**WHAT YOU NEED TO DO:**
Scan the data for lines with "price" and report the count by itself.

**MATERIAL SUPPLIED:**
- - -

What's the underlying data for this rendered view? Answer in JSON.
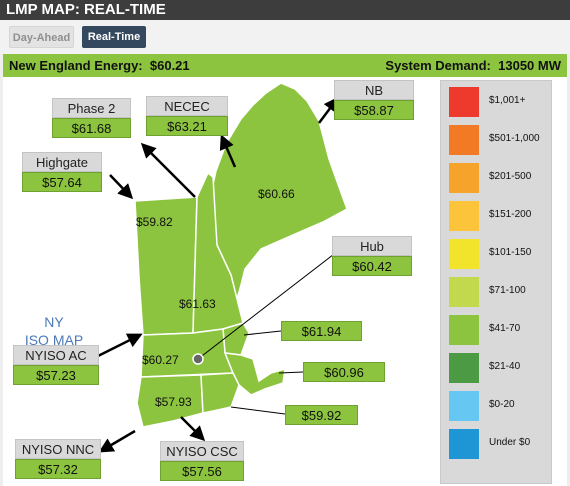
{
  "title": "LMP MAP: REAL-TIME",
  "tabs": {
    "day_ahead": "Day-Ahead",
    "real_time": "Real-Time"
  },
  "summary": {
    "energy_label": "New England Energy:",
    "energy_value": "$60.21",
    "demand_label": "System Demand:",
    "demand_value": "13050 MW"
  },
  "map": {
    "nyiso_label_line1": "NY",
    "nyiso_label_line2": "ISO MAP",
    "zone_values": {
      "maine": "$60.66",
      "vermont": "$59.82",
      "new_hampshire": "$61.63",
      "western_mass": "$60.27",
      "connecticut": "$57.93"
    },
    "callouts": {
      "phase2": {
        "name": "Phase 2",
        "price": "$61.68"
      },
      "necec": {
        "name": "NECEC",
        "price": "$63.21"
      },
      "nb": {
        "name": "NB",
        "price": "$58.87"
      },
      "highgate": {
        "name": "Highgate",
        "price": "$57.64"
      },
      "hub": {
        "name": "Hub",
        "price": "$60.42"
      },
      "nyiso_ac": {
        "name": "NYISO AC",
        "price": "$57.23"
      },
      "nyiso_nnc": {
        "name": "NYISO NNC",
        "price": "$57.32"
      },
      "nyiso_csc": {
        "name": "NYISO CSC",
        "price": "$57.56"
      },
      "nemass": {
        "price": "$61.94"
      },
      "semass": {
        "price": "$60.96"
      },
      "rhode_island": {
        "price": "$59.92"
      }
    }
  },
  "legend": [
    {
      "label": "$1,001+",
      "color": "#ee3a2d"
    },
    {
      "label": "$501-1,000",
      "color": "#f37a24"
    },
    {
      "label": "$201-500",
      "color": "#f5a32a"
    },
    {
      "label": "$151-200",
      "color": "#fcc43a"
    },
    {
      "label": "$101-150",
      "color": "#f2e42a"
    },
    {
      "label": "$71-100",
      "color": "#c2d94d"
    },
    {
      "label": "$41-70",
      "color": "#8cc43f"
    },
    {
      "label": "$21-40",
      "color": "#4d9a45"
    },
    {
      "label": "$0-20",
      "color": "#66c8f2"
    },
    {
      "label": "Under $0",
      "color": "#1e96d6"
    }
  ]
}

- - -

**IN RESPONSE:**
11